### Directive
Without including any images, reproduce each entry exactly.

Data records

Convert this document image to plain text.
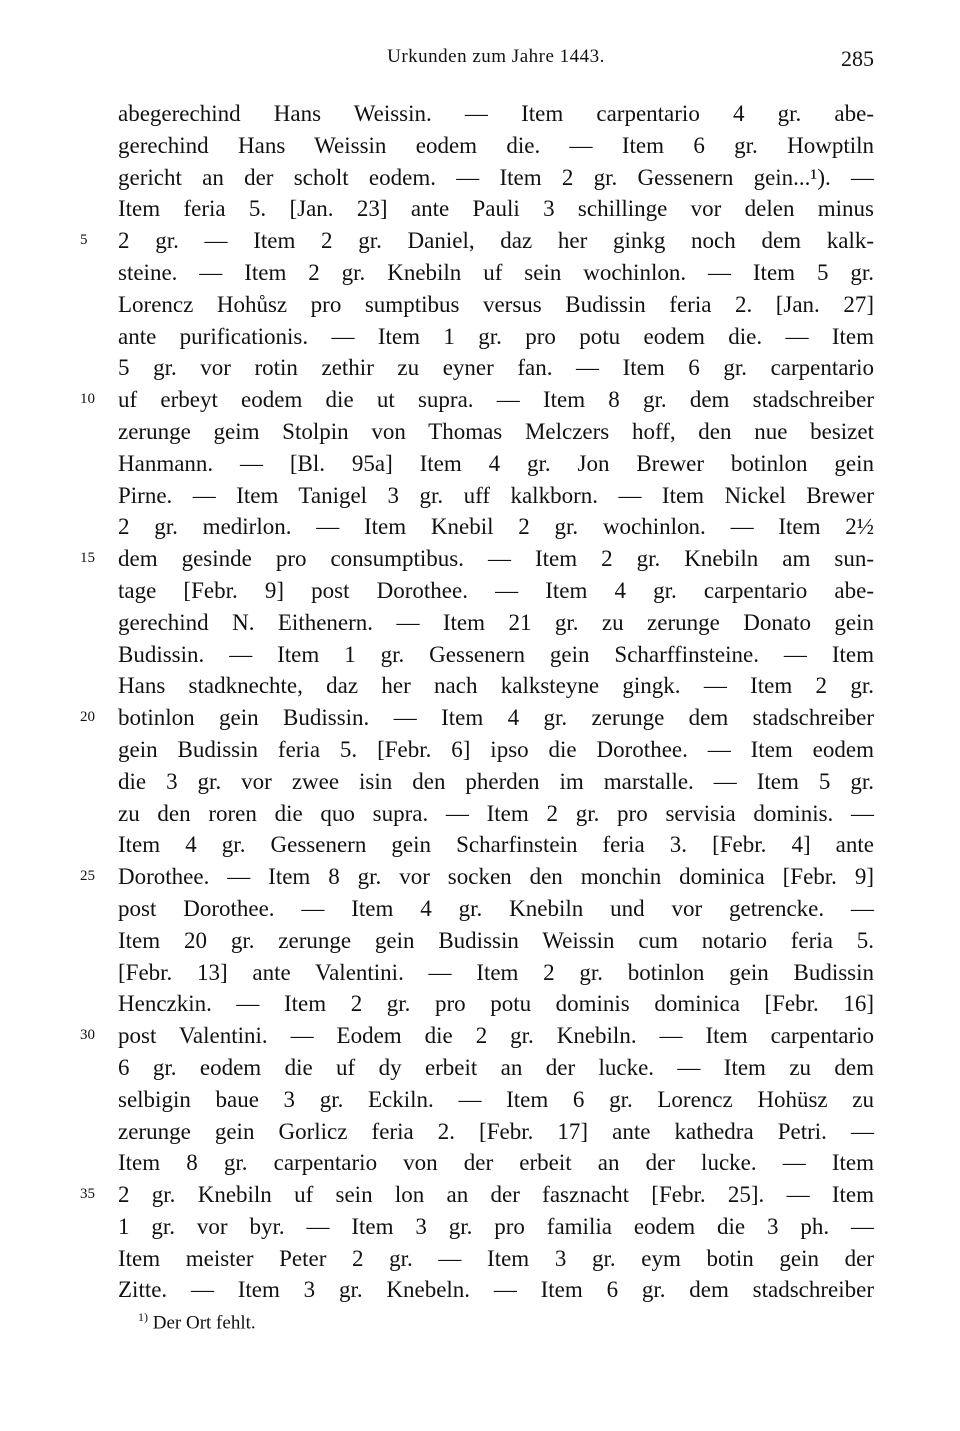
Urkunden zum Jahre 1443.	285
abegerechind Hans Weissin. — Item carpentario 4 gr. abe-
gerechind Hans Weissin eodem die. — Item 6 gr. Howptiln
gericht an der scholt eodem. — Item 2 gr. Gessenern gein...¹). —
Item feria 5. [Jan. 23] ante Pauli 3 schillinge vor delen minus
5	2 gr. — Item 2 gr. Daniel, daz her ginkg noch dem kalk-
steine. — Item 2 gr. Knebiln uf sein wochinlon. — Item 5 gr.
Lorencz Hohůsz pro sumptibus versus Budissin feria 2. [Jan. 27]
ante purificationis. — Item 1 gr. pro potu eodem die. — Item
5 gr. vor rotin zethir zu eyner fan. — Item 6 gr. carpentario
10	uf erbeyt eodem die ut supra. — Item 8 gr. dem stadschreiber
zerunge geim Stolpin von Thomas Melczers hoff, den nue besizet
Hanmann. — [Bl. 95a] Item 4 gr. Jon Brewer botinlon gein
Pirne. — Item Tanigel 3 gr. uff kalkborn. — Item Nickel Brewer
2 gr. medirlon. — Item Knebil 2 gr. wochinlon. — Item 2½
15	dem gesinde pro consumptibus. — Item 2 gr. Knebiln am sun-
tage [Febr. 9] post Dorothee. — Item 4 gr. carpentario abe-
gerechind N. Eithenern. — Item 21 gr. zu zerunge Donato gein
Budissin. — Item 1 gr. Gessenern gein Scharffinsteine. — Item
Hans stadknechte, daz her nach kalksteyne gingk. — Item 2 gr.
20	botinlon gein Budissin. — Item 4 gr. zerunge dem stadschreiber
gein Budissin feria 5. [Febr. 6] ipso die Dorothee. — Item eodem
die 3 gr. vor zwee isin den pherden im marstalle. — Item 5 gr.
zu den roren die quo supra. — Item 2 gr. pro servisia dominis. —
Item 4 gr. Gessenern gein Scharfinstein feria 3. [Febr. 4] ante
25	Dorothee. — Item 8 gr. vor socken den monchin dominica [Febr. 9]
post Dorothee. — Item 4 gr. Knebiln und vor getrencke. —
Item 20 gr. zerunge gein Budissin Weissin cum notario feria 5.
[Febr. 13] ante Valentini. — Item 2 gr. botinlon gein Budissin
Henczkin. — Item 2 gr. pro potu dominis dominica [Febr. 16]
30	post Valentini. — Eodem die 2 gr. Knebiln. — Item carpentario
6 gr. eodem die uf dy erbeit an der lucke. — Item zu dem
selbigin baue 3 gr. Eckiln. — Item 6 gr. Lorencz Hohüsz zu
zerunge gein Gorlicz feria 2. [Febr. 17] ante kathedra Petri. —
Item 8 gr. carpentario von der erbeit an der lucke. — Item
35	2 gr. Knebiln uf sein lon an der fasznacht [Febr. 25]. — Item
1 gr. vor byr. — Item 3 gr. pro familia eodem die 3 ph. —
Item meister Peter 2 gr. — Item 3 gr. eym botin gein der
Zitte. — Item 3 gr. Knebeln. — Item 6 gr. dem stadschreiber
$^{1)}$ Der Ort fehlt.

### Completed task
Convert this document image to plain text.
Urkunden zum Jahre 1443.	285
abegerechind Hans Weissin. — Item carpentario 4 gr. abe-
gerechind Hans Weissin eodem die. — Item 6 gr. Howptiln
gericht an der scholt eodem. — Item 2 gr. Gessenern gein...¹). —
Item feria 5. [Jan. 23] ante Pauli 3 schillinge vor delen minus
5	2 gr. — Item 2 gr. Daniel, daz her ginkg noch dem kalk-
steine. — Item 2 gr. Knebiln uf sein wochinlon. — Item 5 gr.
Lorencz Hohůsz pro sumptibus versus Budissin feria 2. [Jan. 27]
ante purificationis. — Item 1 gr. pro potu eodem die. — Item
5 gr. vor rotin zethir zu eyner fan. — Item 6 gr. carpentario
10	uf erbeyt eodem die ut supra. — Item 8 gr. dem stadschreiber
zerunge geim Stolpin von Thomas Melczers hoff, den nue besizet
Hanmann. — [Bl. 95a] Item 4 gr. Jon Brewer botinlon gein
Pirne. — Item Tanigel 3 gr. uff kalkborn. — Item Nickel Brewer
2 gr. medirlon. — Item Knebil 2 gr. wochinlon. — Item 2½
15	dem gesinde pro consumptibus. — Item 2 gr. Knebiln am sun-
tage [Febr. 9] post Dorothee. — Item 4 gr. carpentario abe-
gerechind N. Eithenern. — Item 21 gr. zu zerunge Donato gein
Budissin. — Item 1 gr. Gessenern gein Scharffinsteine. — Item
Hans stadknechte, daz her nach kalksteyne gingk. — Item 2 gr.
20	botinlon gein Budissin. — Item 4 gr. zerunge dem stadschreiber
gein Budissin feria 5. [Febr. 6] ipso die Dorothee. — Item eodem
die 3 gr. vor zwee isin den pherden im marstalle. — Item 5 gr.
zu den roren die quo supra. — Item 2 gr. pro servisia dominis. —
Item 4 gr. Gessenern gein Scharfinstein feria 3. [Febr. 4] ante
25	Dorothee. — Item 8 gr. vor socken den monchin dominica [Febr. 9]
post Dorothee. — Item 4 gr. Knebiln und vor getrencke. —
Item 20 gr. zerunge gein Budissin Weissin cum notario feria 5.
[Febr. 13] ante Valentini. — Item 2 gr. botinlon gein Budissin
Henczkin. — Item 2 gr. pro potu dominis dominica [Febr. 16]
30	post Valentini. — Eodem die 2 gr. Knebiln. — Item carpentario
6 gr. eodem die uf dy erbeit an der lucke. — Item zu dem
selbigin baue 3 gr. Eckiln. — Item 6 gr. Lorencz Hohüsz zu
zerunge gein Gorlicz feria 2. [Febr. 17] ante kathedra Petri. —
Item 8 gr. carpentario von der erbeit an der lucke. — Item
35	2 gr. Knebiln uf sein lon an der fasznacht [Febr. 25]. — Item
1 gr. vor byr. — Item 3 gr. pro familia eodem die 3 ph. —
Item meister Peter 2 gr. — Item 3 gr. eym botin gein der
Zitte. — Item 3 gr. Knebeln. — Item 6 gr. dem stadschreiber
$^{1)}$ Der Ort fehlt.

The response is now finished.